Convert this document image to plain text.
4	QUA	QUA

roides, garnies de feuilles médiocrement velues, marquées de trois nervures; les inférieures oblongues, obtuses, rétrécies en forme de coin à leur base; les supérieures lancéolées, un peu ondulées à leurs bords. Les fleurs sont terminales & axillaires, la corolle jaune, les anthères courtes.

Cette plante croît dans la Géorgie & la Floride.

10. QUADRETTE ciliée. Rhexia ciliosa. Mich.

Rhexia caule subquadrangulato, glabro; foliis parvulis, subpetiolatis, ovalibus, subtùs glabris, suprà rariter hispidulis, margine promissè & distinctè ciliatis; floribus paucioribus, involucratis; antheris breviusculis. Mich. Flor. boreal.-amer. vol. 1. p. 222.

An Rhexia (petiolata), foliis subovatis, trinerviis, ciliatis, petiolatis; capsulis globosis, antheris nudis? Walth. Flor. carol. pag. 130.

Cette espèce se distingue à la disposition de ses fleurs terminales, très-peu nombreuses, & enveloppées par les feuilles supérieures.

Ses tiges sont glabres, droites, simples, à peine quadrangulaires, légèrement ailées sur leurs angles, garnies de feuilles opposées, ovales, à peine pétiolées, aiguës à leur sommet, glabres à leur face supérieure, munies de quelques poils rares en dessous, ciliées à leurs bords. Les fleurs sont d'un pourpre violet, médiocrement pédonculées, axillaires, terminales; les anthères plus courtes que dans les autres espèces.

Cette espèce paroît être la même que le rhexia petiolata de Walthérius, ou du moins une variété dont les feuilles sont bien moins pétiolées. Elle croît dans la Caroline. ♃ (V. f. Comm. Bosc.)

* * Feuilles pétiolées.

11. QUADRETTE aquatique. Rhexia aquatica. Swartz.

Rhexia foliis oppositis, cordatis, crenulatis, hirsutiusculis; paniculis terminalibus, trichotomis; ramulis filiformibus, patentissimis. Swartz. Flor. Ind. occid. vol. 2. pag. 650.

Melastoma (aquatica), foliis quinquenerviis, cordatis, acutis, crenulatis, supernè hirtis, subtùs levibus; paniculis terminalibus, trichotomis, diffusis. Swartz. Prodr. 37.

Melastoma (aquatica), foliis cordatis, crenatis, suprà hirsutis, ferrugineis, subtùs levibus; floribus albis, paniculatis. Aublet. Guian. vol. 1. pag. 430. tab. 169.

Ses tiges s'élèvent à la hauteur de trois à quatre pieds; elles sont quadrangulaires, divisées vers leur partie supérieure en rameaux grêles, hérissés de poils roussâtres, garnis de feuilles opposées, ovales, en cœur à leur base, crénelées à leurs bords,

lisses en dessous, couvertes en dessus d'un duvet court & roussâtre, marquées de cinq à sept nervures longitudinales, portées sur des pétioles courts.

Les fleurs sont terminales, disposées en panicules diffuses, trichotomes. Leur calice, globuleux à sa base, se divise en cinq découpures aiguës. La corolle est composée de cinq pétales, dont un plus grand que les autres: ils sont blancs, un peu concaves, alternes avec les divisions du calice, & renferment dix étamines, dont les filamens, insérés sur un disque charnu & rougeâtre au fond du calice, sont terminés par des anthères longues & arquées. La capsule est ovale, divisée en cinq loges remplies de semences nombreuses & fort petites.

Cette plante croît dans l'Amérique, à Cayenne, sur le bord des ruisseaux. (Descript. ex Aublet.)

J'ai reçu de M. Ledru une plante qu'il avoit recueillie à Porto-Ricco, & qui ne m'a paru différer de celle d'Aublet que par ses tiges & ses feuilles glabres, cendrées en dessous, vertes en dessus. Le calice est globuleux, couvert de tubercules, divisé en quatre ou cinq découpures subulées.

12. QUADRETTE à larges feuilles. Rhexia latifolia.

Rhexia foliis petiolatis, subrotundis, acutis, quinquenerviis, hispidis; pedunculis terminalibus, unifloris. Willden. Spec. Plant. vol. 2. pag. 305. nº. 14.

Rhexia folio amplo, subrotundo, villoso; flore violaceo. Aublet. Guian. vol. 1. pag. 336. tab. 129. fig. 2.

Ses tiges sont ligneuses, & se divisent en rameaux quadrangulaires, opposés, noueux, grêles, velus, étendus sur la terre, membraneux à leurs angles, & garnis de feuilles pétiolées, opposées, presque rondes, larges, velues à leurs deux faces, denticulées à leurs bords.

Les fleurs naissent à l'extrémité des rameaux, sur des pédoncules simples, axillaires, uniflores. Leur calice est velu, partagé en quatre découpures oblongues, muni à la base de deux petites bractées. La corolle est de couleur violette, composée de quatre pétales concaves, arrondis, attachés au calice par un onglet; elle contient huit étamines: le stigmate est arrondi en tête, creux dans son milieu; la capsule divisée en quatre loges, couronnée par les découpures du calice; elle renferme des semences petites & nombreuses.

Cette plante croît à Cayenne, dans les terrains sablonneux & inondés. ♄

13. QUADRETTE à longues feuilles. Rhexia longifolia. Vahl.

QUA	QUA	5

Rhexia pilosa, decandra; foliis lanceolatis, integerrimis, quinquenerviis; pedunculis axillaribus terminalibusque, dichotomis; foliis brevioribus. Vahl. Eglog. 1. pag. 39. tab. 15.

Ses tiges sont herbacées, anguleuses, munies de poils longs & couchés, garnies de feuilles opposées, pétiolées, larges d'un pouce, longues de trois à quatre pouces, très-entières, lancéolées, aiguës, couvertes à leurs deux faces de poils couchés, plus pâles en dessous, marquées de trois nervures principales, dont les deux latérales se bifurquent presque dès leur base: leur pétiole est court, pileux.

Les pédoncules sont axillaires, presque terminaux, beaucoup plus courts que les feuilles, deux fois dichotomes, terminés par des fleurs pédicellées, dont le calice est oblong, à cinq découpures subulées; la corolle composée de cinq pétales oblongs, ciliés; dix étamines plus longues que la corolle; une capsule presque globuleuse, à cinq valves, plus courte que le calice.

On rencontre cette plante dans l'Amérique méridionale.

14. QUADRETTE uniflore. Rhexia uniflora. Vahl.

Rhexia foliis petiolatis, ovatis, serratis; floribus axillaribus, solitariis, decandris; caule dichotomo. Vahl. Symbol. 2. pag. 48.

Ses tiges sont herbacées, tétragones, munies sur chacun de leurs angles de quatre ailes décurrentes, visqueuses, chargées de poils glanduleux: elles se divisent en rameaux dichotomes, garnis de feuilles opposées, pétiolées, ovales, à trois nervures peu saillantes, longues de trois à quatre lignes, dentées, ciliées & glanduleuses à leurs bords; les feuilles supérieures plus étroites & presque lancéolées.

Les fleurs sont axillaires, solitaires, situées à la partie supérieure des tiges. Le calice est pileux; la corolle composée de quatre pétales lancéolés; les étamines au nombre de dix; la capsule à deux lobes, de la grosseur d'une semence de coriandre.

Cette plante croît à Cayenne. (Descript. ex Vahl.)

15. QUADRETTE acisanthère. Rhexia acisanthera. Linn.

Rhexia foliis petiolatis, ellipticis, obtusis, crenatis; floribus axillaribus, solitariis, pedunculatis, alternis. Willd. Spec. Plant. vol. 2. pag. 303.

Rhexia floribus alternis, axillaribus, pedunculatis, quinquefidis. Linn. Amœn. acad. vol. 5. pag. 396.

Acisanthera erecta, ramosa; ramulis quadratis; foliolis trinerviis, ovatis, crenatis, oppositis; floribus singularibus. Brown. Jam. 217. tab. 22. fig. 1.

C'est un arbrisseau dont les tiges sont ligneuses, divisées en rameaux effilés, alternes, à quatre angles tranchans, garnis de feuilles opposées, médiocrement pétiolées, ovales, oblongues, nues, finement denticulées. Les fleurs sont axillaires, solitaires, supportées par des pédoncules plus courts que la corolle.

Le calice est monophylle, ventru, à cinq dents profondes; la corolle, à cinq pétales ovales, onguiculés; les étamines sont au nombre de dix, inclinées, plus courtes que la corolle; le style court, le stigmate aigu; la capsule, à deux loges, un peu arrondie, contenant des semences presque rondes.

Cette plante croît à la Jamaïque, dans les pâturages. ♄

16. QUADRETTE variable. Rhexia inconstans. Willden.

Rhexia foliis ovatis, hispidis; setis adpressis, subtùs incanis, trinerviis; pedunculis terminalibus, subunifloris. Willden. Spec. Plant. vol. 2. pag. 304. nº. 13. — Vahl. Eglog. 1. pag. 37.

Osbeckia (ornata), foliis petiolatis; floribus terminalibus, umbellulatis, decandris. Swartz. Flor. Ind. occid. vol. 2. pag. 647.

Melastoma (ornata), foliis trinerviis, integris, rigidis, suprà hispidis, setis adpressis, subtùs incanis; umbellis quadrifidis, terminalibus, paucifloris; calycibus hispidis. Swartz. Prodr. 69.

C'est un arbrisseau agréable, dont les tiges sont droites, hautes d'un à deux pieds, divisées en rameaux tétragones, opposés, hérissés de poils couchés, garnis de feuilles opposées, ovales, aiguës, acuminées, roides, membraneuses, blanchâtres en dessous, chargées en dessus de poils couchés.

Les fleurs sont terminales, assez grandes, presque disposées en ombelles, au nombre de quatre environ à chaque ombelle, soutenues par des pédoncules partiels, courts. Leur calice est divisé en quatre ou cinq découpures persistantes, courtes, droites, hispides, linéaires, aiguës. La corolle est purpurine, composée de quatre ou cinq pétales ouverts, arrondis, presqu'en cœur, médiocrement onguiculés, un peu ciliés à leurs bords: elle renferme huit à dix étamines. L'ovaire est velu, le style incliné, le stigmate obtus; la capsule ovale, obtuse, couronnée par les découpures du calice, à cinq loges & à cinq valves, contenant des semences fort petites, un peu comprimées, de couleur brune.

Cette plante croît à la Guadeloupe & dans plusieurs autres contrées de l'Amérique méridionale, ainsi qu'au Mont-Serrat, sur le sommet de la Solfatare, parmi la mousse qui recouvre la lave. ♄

-=-=-=-=-

GOAL: Spot every line that holds "Spec" and copy it.

COMPLETE RESPONSE:
Rhexia foliis petiolatis, subrotundis, acutis, quinquenerviis, hispidis; pedunculis terminalibus, unifloris. Willden. Spec. Plant. vol. 2. pag. 305. nº. 14.
Rhexia foliis petiolatis, ellipticis, obtusis, crenatis; floribus axillaribus, solitariis, pedunculatis, alternis. Willd. Spec. Plant. vol. 2. pag. 303.
Rhexia foliis ovatis, hispidis; setis adpressis, subtùs incanis, trinerviis; pedunculis terminalibus, subunifloris. Willden. Spec. Plant. vol. 2. pag. 304. nº. 13. — Vahl. Eglog. 1. pag. 37.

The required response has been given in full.